TASK TO CARRY OUT: Look through the listing and locate every line containing the word "this"; copy those lines.
— Start of RECORDS TO PROCESS —
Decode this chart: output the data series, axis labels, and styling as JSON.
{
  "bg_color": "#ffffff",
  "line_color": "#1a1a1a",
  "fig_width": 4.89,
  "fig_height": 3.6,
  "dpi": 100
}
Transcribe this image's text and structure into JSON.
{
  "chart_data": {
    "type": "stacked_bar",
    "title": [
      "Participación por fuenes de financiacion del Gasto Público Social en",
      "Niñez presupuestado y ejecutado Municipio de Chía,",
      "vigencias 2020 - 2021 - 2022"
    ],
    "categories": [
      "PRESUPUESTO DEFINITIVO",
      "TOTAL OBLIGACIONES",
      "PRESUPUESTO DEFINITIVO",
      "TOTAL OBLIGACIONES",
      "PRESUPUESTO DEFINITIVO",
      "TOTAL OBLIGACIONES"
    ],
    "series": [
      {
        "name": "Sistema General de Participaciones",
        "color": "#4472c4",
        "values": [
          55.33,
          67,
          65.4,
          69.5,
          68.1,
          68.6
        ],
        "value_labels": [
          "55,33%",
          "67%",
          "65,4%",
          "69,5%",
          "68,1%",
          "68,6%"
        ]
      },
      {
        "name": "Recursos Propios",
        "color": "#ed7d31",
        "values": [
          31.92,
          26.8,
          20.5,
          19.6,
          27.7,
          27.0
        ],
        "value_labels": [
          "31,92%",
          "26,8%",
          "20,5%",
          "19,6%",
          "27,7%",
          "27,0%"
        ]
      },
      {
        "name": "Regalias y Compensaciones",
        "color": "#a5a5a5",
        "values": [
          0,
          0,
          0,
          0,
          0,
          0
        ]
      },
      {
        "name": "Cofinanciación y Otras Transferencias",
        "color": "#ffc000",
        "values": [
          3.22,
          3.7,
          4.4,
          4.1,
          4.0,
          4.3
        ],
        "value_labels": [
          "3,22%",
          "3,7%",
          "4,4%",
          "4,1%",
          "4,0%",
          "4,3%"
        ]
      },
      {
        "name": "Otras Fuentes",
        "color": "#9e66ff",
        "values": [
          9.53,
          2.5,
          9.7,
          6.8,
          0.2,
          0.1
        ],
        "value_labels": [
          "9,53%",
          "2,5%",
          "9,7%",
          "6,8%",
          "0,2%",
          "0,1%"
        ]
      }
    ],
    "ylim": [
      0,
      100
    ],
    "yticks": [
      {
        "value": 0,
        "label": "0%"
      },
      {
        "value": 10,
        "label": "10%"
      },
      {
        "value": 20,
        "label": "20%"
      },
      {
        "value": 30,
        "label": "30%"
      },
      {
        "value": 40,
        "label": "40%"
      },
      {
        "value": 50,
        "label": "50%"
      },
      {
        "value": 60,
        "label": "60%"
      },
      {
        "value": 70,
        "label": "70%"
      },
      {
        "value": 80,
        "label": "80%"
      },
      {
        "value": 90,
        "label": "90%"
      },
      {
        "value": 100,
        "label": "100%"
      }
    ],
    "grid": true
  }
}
— End of RECORDS TO PROCESS —
OUTPUT:
Decode this chart: output the data series, axis labels, and styling as JSON.
Transcribe this image's text and structure into JSON.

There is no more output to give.